◆ DIRECTION
What follows is a listing; give it again exactly, in its entirety.

** Begin RECORDS FOR PROCESSING **

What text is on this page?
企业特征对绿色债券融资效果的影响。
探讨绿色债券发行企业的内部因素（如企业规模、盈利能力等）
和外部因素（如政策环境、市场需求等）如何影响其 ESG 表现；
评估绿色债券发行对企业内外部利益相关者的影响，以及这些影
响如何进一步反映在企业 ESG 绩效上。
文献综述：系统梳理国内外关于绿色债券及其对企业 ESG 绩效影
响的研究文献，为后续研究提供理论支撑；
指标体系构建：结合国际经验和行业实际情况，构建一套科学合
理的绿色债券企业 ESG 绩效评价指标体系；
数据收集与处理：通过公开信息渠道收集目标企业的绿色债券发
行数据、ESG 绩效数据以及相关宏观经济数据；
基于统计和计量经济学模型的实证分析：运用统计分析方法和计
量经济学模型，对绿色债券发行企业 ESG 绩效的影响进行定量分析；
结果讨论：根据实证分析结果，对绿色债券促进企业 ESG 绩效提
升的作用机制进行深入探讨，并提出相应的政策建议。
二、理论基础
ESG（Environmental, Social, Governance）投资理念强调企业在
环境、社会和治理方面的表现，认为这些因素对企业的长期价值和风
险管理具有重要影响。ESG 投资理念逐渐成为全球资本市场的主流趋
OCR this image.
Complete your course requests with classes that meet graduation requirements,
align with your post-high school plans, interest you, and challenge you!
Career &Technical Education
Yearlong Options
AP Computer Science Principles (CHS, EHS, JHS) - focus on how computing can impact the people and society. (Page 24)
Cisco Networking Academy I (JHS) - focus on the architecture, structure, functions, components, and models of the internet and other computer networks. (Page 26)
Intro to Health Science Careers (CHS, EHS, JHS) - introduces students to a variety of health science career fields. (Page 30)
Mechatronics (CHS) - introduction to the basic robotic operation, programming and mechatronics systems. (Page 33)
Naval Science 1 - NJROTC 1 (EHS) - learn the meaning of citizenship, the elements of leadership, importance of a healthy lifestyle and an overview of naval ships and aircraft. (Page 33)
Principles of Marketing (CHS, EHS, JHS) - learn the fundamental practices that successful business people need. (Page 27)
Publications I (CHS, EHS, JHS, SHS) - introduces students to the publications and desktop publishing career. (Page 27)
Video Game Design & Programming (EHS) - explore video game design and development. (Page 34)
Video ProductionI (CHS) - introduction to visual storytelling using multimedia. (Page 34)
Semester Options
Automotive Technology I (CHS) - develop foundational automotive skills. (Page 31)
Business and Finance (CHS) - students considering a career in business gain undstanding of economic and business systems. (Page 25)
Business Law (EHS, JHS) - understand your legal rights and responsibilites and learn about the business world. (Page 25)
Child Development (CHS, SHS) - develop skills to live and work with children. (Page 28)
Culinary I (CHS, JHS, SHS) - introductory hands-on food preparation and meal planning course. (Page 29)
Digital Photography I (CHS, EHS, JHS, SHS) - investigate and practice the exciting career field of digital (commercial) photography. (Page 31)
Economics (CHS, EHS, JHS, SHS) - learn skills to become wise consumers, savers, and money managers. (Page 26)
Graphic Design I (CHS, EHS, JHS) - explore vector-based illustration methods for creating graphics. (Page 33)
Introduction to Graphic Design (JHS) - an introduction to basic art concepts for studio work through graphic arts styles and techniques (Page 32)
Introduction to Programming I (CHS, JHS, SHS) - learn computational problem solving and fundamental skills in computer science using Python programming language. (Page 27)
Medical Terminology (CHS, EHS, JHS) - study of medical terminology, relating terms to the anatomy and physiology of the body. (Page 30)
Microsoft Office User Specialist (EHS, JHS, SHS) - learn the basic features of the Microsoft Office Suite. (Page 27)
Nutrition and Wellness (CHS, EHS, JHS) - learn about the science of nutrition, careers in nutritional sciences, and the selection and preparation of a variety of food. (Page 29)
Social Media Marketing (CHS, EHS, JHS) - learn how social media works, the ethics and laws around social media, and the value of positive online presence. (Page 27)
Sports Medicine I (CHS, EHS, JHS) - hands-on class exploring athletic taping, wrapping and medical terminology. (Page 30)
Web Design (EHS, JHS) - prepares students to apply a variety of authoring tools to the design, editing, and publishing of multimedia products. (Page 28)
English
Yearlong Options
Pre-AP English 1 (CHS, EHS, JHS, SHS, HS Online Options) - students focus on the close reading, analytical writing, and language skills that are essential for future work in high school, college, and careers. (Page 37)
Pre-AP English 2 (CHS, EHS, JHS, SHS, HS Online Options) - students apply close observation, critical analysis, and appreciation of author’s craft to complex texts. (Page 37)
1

** End RECORDS FOR PROCESSING **

◆ ANSWER FOR THIS EXERCISE
What text is on this page?
企业特征对绿色债券融资效果的影响。
探讨绿色债券发行企业的内部因素（如企业规模、盈利能力等）
和外部因素（如政策环境、市场需求等）如何影响其 ESG 表现；
评估绿色债券发行对企业内外部利益相关者的影响，以及这些影
响如何进一步反映在企业 ESG 绩效上。
文献综述：系统梳理国内外关于绿色债券及其对企业 ESG 绩效影
响的研究文献，为后续研究提供理论支撑；
指标体系构建：结合国际经验和行业实际情况，构建一套科学合
理的绿色债券企业 ESG 绩效评价指标体系；
数据收集与处理：通过公开信息渠道收集目标企业的绿色债券发
行数据、ESG 绩效数据以及相关宏观经济数据；
基于统计和计量经济学模型的实证分析：运用统计分析方法和计
量经济学模型，对绿色债券发行企业 ESG 绩效的影响进行定量分析；
结果讨论：根据实证分析结果，对绿色债券促进企业 ESG 绩效提
升的作用机制进行深入探讨，并提出相应的政策建议。
二、理论基础
ESG（Environmental, Social, Governance）投资理念强调企业在
环境、社会和治理方面的表现，认为这些因素对企业的长期价值和风
险管理具有重要影响。ESG 投资理念逐渐成为全球资本市场的主流趋
OCR this image.
Complete your course requests with classes that meet graduation requirements,
align with your post-high school plans, interest you, and challenge you!
Career &Technical Education
Yearlong Options
AP Computer Science Principles (CHS, EHS, JHS) - focus on how computing can impact the people and society. (Page 24)
Cisco Networking Academy I (JHS) - focus on the architecture, structure, functions, components, and models of the internet and other computer networks. (Page 26)
Intro to Health Science Careers (CHS, EHS, JHS) - introduces students to a variety of health science career fields. (Page 30)
Mechatronics (CHS) - introduction to the basic robotic operation, programming and mechatronics systems. (Page 33)
Naval Science 1 - NJROTC 1 (EHS) - learn the meaning of citizenship, the elements of leadership, importance of a healthy lifestyle and an overview of naval ships and aircraft. (Page 33)
Principles of Marketing (CHS, EHS, JHS) - learn the fundamental practices that successful business people need. (Page 27)
Publications I (CHS, EHS, JHS, SHS) - introduces students to the publications and desktop publishing career. (Page 27)
Video Game Design & Programming (EHS) - explore video game design and development. (Page 34)
Video ProductionI (CHS) - introduction to visual storytelling using multimedia. (Page 34)
Semester Options
Automotive Technology I (CHS) - develop foundational automotive skills. (Page 31)
Business and Finance (CHS) - students considering a career in business gain undstanding of economic and business systems. (Page 25)
Business Law (EHS, JHS) - understand your legal rights and responsibilites and learn about the business world. (Page 25)
Child Development (CHS, SHS) - develop skills to live and work with children. (Page 28)
Culinary I (CHS, JHS, SHS) - introductory hands-on food preparation and meal planning course. (Page 29)
Digital Photography I (CHS, EHS, JHS, SHS) - investigate and practice the exciting career field of digital (commercial) photography. (Page 31)
Economics (CHS, EHS, JHS, SHS) - learn skills to become wise consumers, savers, and money managers. (Page 26)
Graphic Design I (CHS, EHS, JHS) - explore vector-based illustration methods for creating graphics. (Page 33)
Introduction to Graphic Design (JHS) - an introduction to basic art concepts for studio work through graphic arts styles and techniques (Page 32)
Introduction to Programming I (CHS, JHS, SHS) - learn computational problem solving and fundamental skills in computer science using Python programming language. (Page 27)
Medical Terminology (CHS, EHS, JHS) - study of medical terminology, relating terms to the anatomy and physiology of the body. (Page 30)
Microsoft Office User Specialist (EHS, JHS, SHS) - learn the basic features of the Microsoft Office Suite. (Page 27)
Nutrition and Wellness (CHS, EHS, JHS) - learn about the science of nutrition, careers in nutritional sciences, and the selection and preparation of a variety of food. (Page 29)
Social Media Marketing (CHS, EHS, JHS) - learn how social media works, the ethics and laws around social media, and the value of positive online presence. (Page 27)
Sports Medicine I (CHS, EHS, JHS) - hands-on class exploring athletic taping, wrapping and medical terminology. (Page 30)
Web Design (EHS, JHS) - prepares students to apply a variety of authoring tools to the design, editing, and publishing of multimedia products. (Page 28)
English
Yearlong Options
Pre-AP English 1 (CHS, EHS, JHS, SHS, HS Online Options) - students focus on the close reading, analytical writing, and language skills that are essential for future work in high school, college, and careers. (Page 37)
Pre-AP English 2 (CHS, EHS, JHS, SHS, HS Online Options) - students apply close observation, critical analysis, and appreciation of author’s craft to complex texts. (Page 37)
1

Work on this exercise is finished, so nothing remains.